EXERCISE: Return each entry exactly, with none missing.

MATERIAL:
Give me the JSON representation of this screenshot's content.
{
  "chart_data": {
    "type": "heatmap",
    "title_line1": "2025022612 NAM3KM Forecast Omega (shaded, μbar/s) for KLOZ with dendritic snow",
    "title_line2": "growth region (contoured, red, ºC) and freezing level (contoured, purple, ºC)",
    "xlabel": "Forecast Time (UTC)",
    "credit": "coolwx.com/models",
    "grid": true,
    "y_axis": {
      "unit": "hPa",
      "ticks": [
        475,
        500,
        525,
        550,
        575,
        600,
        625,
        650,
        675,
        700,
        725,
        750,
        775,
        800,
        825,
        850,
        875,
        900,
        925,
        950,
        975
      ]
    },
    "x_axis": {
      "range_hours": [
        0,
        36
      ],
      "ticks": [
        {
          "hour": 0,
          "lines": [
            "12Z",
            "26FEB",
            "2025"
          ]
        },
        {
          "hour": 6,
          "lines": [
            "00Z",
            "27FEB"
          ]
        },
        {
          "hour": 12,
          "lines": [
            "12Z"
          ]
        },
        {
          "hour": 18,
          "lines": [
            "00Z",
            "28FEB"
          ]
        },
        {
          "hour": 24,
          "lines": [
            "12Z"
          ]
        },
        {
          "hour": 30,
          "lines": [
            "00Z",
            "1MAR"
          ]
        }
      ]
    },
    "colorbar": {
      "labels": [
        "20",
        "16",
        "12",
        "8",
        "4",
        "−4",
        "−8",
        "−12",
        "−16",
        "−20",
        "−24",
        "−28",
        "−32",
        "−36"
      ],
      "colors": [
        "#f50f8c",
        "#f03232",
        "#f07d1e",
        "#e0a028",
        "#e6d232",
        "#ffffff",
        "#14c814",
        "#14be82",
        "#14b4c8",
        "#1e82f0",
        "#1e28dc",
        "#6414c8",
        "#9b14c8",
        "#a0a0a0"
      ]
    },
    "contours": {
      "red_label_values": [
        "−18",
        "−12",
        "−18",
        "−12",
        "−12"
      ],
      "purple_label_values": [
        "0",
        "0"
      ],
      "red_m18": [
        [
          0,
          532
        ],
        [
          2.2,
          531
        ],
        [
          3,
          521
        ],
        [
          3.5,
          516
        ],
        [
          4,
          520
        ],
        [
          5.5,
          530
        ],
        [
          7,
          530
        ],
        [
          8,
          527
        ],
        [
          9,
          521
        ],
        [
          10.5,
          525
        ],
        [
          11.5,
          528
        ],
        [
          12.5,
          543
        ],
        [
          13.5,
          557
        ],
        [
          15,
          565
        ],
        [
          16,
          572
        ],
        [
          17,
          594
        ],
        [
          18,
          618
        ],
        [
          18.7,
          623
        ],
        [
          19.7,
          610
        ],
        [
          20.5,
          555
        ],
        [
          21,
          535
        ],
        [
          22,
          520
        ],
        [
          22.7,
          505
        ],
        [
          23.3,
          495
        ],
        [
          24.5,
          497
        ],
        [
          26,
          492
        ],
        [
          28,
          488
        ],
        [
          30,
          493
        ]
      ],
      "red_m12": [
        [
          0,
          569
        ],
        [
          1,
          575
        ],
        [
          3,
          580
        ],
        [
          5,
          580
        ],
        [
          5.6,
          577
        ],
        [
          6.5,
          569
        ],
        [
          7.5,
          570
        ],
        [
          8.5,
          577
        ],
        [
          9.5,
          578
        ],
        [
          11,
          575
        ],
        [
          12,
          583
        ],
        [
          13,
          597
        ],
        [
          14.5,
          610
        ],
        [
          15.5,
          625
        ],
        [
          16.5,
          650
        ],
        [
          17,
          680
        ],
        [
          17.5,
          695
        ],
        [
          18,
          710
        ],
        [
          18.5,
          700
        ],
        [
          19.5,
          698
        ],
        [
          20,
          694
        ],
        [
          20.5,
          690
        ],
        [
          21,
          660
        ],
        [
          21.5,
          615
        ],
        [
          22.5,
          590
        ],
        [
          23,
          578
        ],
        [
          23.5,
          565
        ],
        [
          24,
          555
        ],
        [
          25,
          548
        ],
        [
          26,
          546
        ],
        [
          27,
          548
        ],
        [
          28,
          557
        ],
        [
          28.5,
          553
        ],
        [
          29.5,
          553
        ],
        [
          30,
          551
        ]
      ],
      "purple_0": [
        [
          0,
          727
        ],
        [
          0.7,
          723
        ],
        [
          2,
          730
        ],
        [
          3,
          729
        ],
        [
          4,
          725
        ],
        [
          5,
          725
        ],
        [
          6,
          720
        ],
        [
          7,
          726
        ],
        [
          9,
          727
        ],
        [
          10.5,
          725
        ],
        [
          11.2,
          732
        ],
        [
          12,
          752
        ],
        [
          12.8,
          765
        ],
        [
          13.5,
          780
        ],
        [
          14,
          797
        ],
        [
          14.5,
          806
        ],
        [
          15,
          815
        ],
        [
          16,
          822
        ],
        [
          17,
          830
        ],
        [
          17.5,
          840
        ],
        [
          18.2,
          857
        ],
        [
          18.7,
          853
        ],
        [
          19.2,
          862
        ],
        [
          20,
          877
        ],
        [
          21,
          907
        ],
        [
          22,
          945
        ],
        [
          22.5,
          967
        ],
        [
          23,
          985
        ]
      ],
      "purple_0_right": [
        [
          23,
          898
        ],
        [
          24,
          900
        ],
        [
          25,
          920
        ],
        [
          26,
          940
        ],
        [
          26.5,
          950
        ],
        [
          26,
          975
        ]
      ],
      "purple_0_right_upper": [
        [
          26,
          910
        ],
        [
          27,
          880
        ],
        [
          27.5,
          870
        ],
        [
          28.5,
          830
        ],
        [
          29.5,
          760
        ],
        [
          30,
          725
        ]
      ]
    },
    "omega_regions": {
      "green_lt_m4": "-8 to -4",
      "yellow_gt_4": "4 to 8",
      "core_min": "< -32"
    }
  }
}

SOLVED EXERCISE:
Give me the JSON representation of this screenshot's content.
{
  "chart_data": {
    "type": "heatmap",
    "title_line1": "2025022612 NAM3KM Forecast Omega (shaded, μbar/s) for KLOZ with dendritic snow",
    "title_line2": "growth region (contoured, red, ºC) and freezing level (contoured, purple, ºC)",
    "xlabel": "Forecast Time (UTC)",
    "credit": "coolwx.com/models",
    "grid": true,
    "y_axis": {
      "unit": "hPa",
      "ticks": [
        475,
        500,
        525,
        550,
        575,
        600,
        625,
        650,
        675,
        700,
        725,
        750,
        775,
        800,
        825,
        850,
        875,
        900,
        925,
        950,
        975
      ]
    },
    "x_axis": {
      "range_hours": [
        0,
        36
      ],
      "ticks": [
        {
          "hour": 0,
          "lines": [
            "12Z",
            "26FEB",
            "2025"
          ]
        },
        {
          "hour": 6,
          "lines": [
            "00Z",
            "27FEB"
          ]
        },
        {
          "hour": 12,
          "lines": [
            "12Z"
          ]
        },
        {
          "hour": 18,
          "lines": [
            "00Z",
            "28FEB"
          ]
        },
        {
          "hour": 24,
          "lines": [
            "12Z"
          ]
        },
        {
          "hour": 30,
          "lines": [
            "00Z",
            "1MAR"
          ]
        }
      ]
    },
    "colorbar": {
      "labels": [
        "20",
        "16",
        "12",
        "8",
        "4",
        "−4",
        "−8",
        "−12",
        "−16",
        "−20",
        "−24",
        "−28",
        "−32",
        "−36"
      ],
      "colors": [
        "#f50f8c",
        "#f03232",
        "#f07d1e",
        "#e0a028",
        "#e6d232",
        "#ffffff",
        "#14c814",
        "#14be82",
        "#14b4c8",
        "#1e82f0",
        "#1e28dc",
        "#6414c8",
        "#9b14c8",
        "#a0a0a0"
      ]
    },
    "contours": {
      "red_label_values": [
        "−18",
        "−12",
        "−18",
        "−12",
        "−12"
      ],
      "purple_label_values": [
        "0",
        "0"
      ],
      "red_m18": [
        [
          0,
          532
        ],
        [
          2.2,
          531
        ],
        [
          3,
          521
        ],
        [
          3.5,
          516
        ],
        [
          4,
          520
        ],
        [
          5.5,
          530
        ],
        [
          7,
          530
        ],
        [
          8,
          527
        ],
        [
          9,
          521
        ],
        [
          10.5,
          525
        ],
        [
          11.5,
          528
        ],
        [
          12.5,
          543
        ],
        [
          13.5,
          557
        ],
        [
          15,
          565
        ],
        [
          16,
          572
        ],
        [
          17,
          594
        ],
        [
          18,
          618
        ],
        [
          18.7,
          623
        ],
        [
          19.7,
          610
        ],
        [
          20.5,
          555
        ],
        [
          21,
          535
        ],
        [
          22,
          520
        ],
        [
          22.7,
          505
        ],
        [
          23.3,
          495
        ],
        [
          24.5,
          497
        ],
        [
          26,
          492
        ],
        [
          28,
          488
        ],
        [
          30,
          493
        ]
      ],
      "red_m12": [
        [
          0,
          569
        ],
        [
          1,
          575
        ],
        [
          3,
          580
        ],
        [
          5,
          580
        ],
        [
          5.6,
          577
        ],
        [
          6.5,
          569
        ],
        [
          7.5,
          570
        ],
        [
          8.5,
          577
        ],
        [
          9.5,
          578
        ],
        [
          11,
          575
        ],
        [
          12,
          583
        ],
        [
          13,
          597
        ],
        [
          14.5,
          610
        ],
        [
          15.5,
          625
        ],
        [
          16.5,
          650
        ],
        [
          17,
          680
        ],
        [
          17.5,
          695
        ],
        [
          18,
          710
        ],
        [
          18.5,
          700
        ],
        [
          19.5,
          698
        ],
        [
          20,
          694
        ],
        [
          20.5,
          690
        ],
        [
          21,
          660
        ],
        [
          21.5,
          615
        ],
        [
          22.5,
          590
        ],
        [
          23,
          578
        ],
        [
          23.5,
          565
        ],
        [
          24,
          555
        ],
        [
          25,
          548
        ],
        [
          26,
          546
        ],
        [
          27,
          548
        ],
        [
          28,
          557
        ],
        [
          28.5,
          553
        ],
        [
          29.5,
          553
        ],
        [
          30,
          551
        ]
      ],
      "purple_0": [
        [
          0,
          727
        ],
        [
          0.7,
          723
        ],
        [
          2,
          730
        ],
        [
          3,
          729
        ],
        [
          4,
          725
        ],
        [
          5,
          725
        ],
        [
          6,
          720
        ],
        [
          7,
          726
        ],
        [
          9,
          727
        ],
        [
          10.5,
          725
        ],
        [
          11.2,
          732
        ],
        [
          12,
          752
        ],
        [
          12.8,
          765
        ],
        [
          13.5,
          780
        ],
        [
          14,
          797
        ],
        [
          14.5,
          806
        ],
        [
          15,
          815
        ],
        [
          16,
          822
        ],
        [
          17,
          830
        ],
        [
          17.5,
          840
        ],
        [
          18.2,
          857
        ],
        [
          18.7,
          853
        ],
        [
          19.2,
          862
        ],
        [
          20,
          877
        ],
        [
          21,
          907
        ],
        [
          22,
          945
        ],
        [
          22.5,
          967
        ],
        [
          23,
          985
        ]
      ],
      "purple_0_right": [
        [
          23,
          898
        ],
        [
          24,
          900
        ],
        [
          25,
          920
        ],
        [
          26,
          940
        ],
        [
          26.5,
          950
        ],
        [
          26,
          975
        ]
      ],
      "purple_0_right_upper": [
        [
          26,
          910
        ],
        [
          27,
          880
        ],
        [
          27.5,
          870
        ],
        [
          28.5,
          830
        ],
        [
          29.5,
          760
        ],
        [
          30,
          725
        ]
      ]
    },
    "omega_regions": {
      "green_lt_m4": "-8 to -4",
      "yellow_gt_4": "4 to 8",
      "core_min": "< -32"
    }
  }
}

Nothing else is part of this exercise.